REQUIREMENT »
Set down every entry again word for word, please, but skip the pictures.

PROVIDED RECORDS »
=======

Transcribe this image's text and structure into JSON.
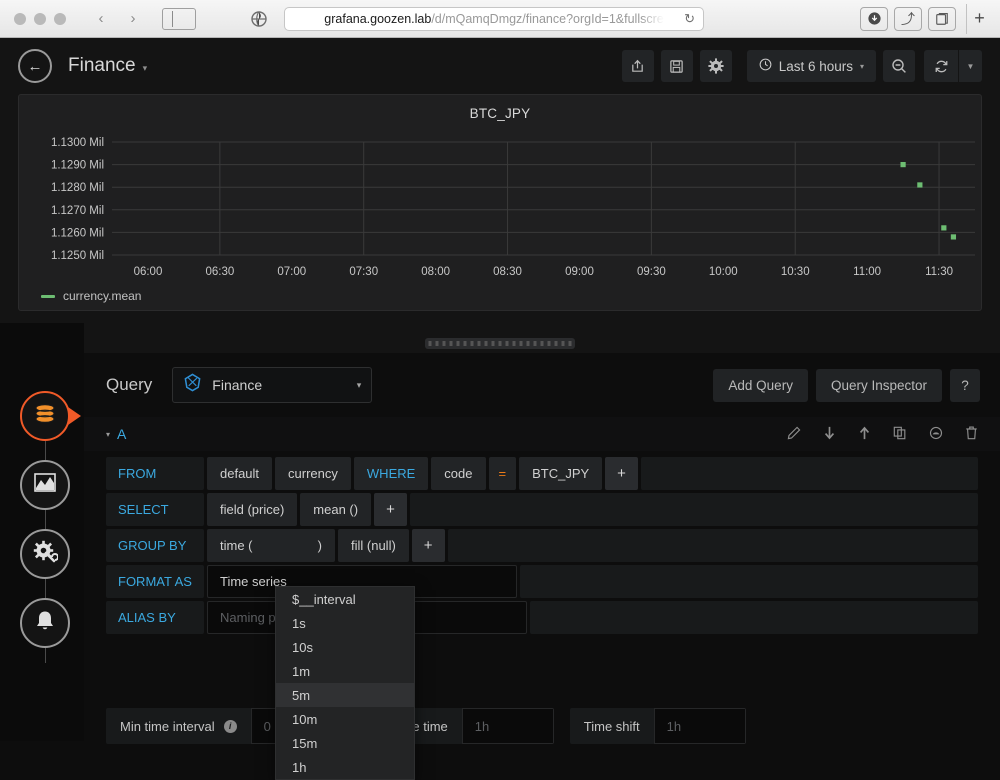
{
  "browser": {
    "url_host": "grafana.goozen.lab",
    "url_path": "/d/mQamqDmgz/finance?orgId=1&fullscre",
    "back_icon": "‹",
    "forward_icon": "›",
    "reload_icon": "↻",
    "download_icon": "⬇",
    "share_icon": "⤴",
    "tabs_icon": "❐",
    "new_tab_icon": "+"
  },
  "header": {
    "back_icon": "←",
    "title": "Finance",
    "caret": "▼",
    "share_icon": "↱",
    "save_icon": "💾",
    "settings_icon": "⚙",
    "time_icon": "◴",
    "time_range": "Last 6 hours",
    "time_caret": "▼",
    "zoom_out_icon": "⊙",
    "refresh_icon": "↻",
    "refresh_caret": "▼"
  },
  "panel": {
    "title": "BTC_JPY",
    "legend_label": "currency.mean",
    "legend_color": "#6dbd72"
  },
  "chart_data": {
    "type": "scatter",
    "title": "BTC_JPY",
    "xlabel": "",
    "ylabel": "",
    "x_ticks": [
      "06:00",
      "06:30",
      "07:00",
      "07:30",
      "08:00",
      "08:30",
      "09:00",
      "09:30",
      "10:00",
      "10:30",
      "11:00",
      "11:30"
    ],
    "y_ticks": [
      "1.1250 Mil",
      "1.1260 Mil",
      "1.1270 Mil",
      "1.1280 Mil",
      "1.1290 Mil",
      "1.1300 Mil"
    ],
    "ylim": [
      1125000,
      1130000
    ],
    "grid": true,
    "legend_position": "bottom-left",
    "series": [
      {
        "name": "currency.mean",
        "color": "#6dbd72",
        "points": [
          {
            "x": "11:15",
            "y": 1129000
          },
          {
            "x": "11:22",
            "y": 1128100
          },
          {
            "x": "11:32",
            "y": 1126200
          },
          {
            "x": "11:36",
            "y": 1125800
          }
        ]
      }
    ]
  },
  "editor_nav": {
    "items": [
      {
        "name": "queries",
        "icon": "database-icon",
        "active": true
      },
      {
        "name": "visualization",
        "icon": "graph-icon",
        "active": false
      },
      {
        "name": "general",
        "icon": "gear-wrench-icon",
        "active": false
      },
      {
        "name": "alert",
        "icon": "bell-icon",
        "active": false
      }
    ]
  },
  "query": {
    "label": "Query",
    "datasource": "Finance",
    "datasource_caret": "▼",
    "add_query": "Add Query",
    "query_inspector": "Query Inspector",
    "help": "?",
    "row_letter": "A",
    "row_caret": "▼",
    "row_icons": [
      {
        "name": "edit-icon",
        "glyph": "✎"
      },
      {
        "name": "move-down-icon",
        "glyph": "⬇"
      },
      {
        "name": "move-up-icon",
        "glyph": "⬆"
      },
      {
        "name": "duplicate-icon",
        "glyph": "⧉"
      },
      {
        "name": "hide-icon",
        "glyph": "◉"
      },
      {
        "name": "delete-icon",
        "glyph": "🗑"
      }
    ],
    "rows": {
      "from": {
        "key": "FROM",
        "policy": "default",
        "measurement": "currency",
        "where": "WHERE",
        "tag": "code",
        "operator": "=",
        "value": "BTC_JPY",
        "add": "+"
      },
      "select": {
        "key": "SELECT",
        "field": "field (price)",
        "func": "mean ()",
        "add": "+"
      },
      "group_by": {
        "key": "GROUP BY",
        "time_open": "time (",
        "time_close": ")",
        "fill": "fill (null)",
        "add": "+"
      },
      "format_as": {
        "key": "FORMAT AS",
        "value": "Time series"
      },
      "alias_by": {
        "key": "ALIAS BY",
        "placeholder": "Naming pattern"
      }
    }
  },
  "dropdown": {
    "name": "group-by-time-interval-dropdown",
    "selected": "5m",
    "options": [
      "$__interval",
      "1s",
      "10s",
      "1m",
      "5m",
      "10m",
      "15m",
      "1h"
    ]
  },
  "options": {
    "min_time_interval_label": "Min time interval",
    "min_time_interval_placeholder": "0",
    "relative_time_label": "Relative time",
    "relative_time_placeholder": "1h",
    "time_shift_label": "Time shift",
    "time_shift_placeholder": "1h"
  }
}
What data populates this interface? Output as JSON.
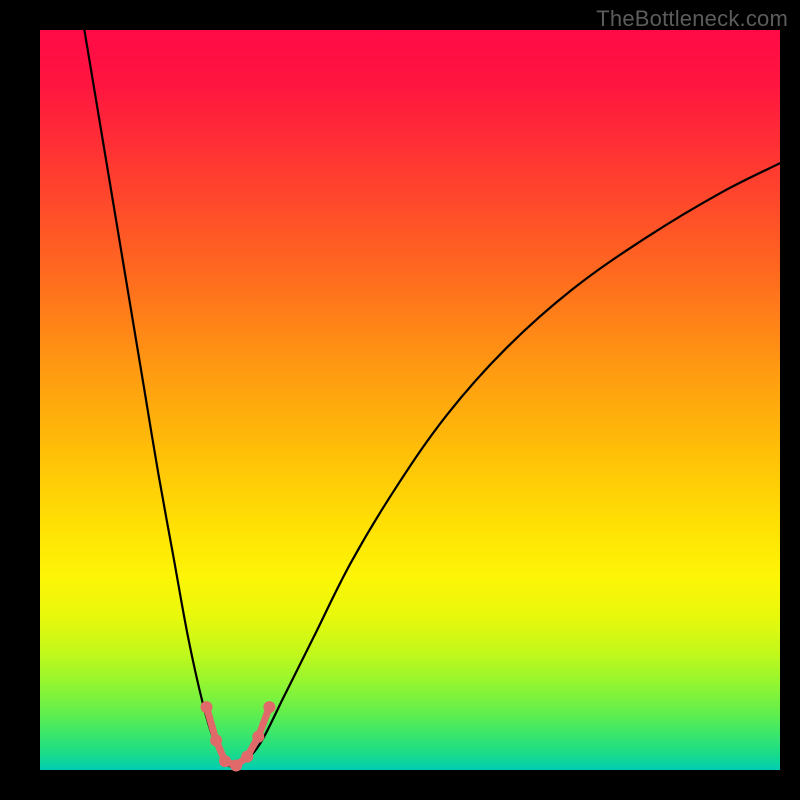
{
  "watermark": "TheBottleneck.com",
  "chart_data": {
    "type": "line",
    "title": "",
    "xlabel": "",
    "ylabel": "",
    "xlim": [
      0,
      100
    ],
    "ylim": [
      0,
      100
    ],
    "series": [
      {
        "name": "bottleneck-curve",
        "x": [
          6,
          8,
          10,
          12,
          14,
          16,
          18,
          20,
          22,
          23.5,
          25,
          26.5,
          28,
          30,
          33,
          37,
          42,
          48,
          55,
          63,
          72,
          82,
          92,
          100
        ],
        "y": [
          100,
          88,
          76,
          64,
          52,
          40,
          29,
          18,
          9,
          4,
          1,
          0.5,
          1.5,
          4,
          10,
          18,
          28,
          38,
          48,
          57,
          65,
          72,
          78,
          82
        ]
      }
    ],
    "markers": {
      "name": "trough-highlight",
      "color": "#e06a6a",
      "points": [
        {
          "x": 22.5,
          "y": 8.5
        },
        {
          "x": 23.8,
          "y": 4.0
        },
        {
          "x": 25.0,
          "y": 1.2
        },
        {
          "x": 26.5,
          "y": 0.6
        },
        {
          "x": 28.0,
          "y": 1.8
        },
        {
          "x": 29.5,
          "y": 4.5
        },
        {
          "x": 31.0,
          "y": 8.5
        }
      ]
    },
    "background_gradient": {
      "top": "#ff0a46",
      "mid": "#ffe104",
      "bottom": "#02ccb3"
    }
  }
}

=======

ANSWER TO THIS PROBLEM »
Transcribe this image's text and structure into JSON.
{
  "browser": {
    "url_host": "grafana.goozen.lab",
    "url_path": "/d/mQamqDmgz/finance?orgId=1&fullscre",
    "back_icon": "‹",
    "forward_icon": "›",
    "reload_icon": "↻",
    "download_icon": "⬇",
    "share_icon": "⤴",
    "tabs_icon": "❐",
    "new_tab_icon": "+"
  },
  "header": {
    "back_icon": "←",
    "title": "Finance",
    "caret": "▼",
    "share_icon": "↱",
    "save_icon": "💾",
    "settings_icon": "⚙",
    "time_icon": "◴",
    "time_range": "Last 6 hours",
    "time_caret": "▼",
    "zoom_out_icon": "⊙",
    "refresh_icon": "↻",
    "refresh_caret": "▼"
  },
  "panel": {
    "title": "BTC_JPY",
    "legend_label": "currency.mean",
    "legend_color": "#6dbd72"
  },
  "chart_data": {
    "type": "scatter",
    "title": "BTC_JPY",
    "xlabel": "",
    "ylabel": "",
    "x_ticks": [
      "06:00",
      "06:30",
      "07:00",
      "07:30",
      "08:00",
      "08:30",
      "09:00",
      "09:30",
      "10:00",
      "10:30",
      "11:00",
      "11:30"
    ],
    "y_ticks": [
      "1.1250 Mil",
      "1.1260 Mil",
      "1.1270 Mil",
      "1.1280 Mil",
      "1.1290 Mil",
      "1.1300 Mil"
    ],
    "ylim": [
      1125000,
      1130000
    ],
    "grid": true,
    "legend_position": "bottom-left",
    "series": [
      {
        "name": "currency.mean",
        "color": "#6dbd72",
        "points": [
          {
            "x": "11:15",
            "y": 1129000
          },
          {
            "x": "11:22",
            "y": 1128100
          },
          {
            "x": "11:32",
            "y": 1126200
          },
          {
            "x": "11:36",
            "y": 1125800
          }
        ]
      }
    ]
  },
  "editor_nav": {
    "items": [
      {
        "name": "queries",
        "icon": "database-icon",
        "active": true
      },
      {
        "name": "visualization",
        "icon": "graph-icon",
        "active": false
      },
      {
        "name": "general",
        "icon": "gear-wrench-icon",
        "active": false
      },
      {
        "name": "alert",
        "icon": "bell-icon",
        "active": false
      }
    ]
  },
  "query": {
    "label": "Query",
    "datasource": "Finance",
    "datasource_caret": "▼",
    "add_query": "Add Query",
    "query_inspector": "Query Inspector",
    "help": "?",
    "row_letter": "A",
    "row_caret": "▼",
    "row_icons": [
      {
        "name": "edit-icon",
        "glyph": "✎"
      },
      {
        "name": "move-down-icon",
        "glyph": "⬇"
      },
      {
        "name": "move-up-icon",
        "glyph": "⬆"
      },
      {
        "name": "duplicate-icon",
        "glyph": "⧉"
      },
      {
        "name": "hide-icon",
        "glyph": "◉"
      },
      {
        "name": "delete-icon",
        "glyph": "🗑"
      }
    ],
    "rows": {
      "from": {
        "key": "FROM",
        "policy": "default",
        "measurement": "currency",
        "where": "WHERE",
        "tag": "code",
        "operator": "=",
        "value": "BTC_JPY",
        "add": "+"
      },
      "select": {
        "key": "SELECT",
        "field": "field (price)",
        "func": "mean ()",
        "add": "+"
      },
      "group_by": {
        "key": "GROUP BY",
        "time_open": "time (",
        "time_close": ")",
        "fill": "fill (null)",
        "add": "+"
      },
      "format_as": {
        "key": "FORMAT AS",
        "value": "Time series"
      },
      "alias_by": {
        "key": "ALIAS BY",
        "placeholder": "Naming pattern"
      }
    }
  },
  "dropdown": {
    "name": "group-by-time-interval-dropdown",
    "selected": "5m",
    "options": [
      "$__interval",
      "1s",
      "10s",
      "1m",
      "5m",
      "10m",
      "15m",
      "1h"
    ]
  },
  "options": {
    "min_time_interval_label": "Min time interval",
    "min_time_interval_placeholder": "0",
    "relative_time_label": "Relative time",
    "relative_time_placeholder": "1h",
    "time_shift_label": "Time shift",
    "time_shift_placeholder": "1h"
  }
}
What data populates this interface? Output as JSON.
{
  "watermark": "TheBottleneck.com",
  "chart_data": {
    "type": "line",
    "title": "",
    "xlabel": "",
    "ylabel": "",
    "xlim": [
      0,
      100
    ],
    "ylim": [
      0,
      100
    ],
    "series": [
      {
        "name": "bottleneck-curve",
        "x": [
          6,
          8,
          10,
          12,
          14,
          16,
          18,
          20,
          22,
          23.5,
          25,
          26.5,
          28,
          30,
          33,
          37,
          42,
          48,
          55,
          63,
          72,
          82,
          92,
          100
        ],
        "y": [
          100,
          88,
          76,
          64,
          52,
          40,
          29,
          18,
          9,
          4,
          1,
          0.5,
          1.5,
          4,
          10,
          18,
          28,
          38,
          48,
          57,
          65,
          72,
          78,
          82
        ]
      }
    ],
    "markers": {
      "name": "trough-highlight",
      "color": "#e06a6a",
      "points": [
        {
          "x": 22.5,
          "y": 8.5
        },
        {
          "x": 23.8,
          "y": 4.0
        },
        {
          "x": 25.0,
          "y": 1.2
        },
        {
          "x": 26.5,
          "y": 0.6
        },
        {
          "x": 28.0,
          "y": 1.8
        },
        {
          "x": 29.5,
          "y": 4.5
        },
        {
          "x": 31.0,
          "y": 8.5
        }
      ]
    },
    "background_gradient": {
      "top": "#ff0a46",
      "mid": "#ffe104",
      "bottom": "#02ccb3"
    }
  }
}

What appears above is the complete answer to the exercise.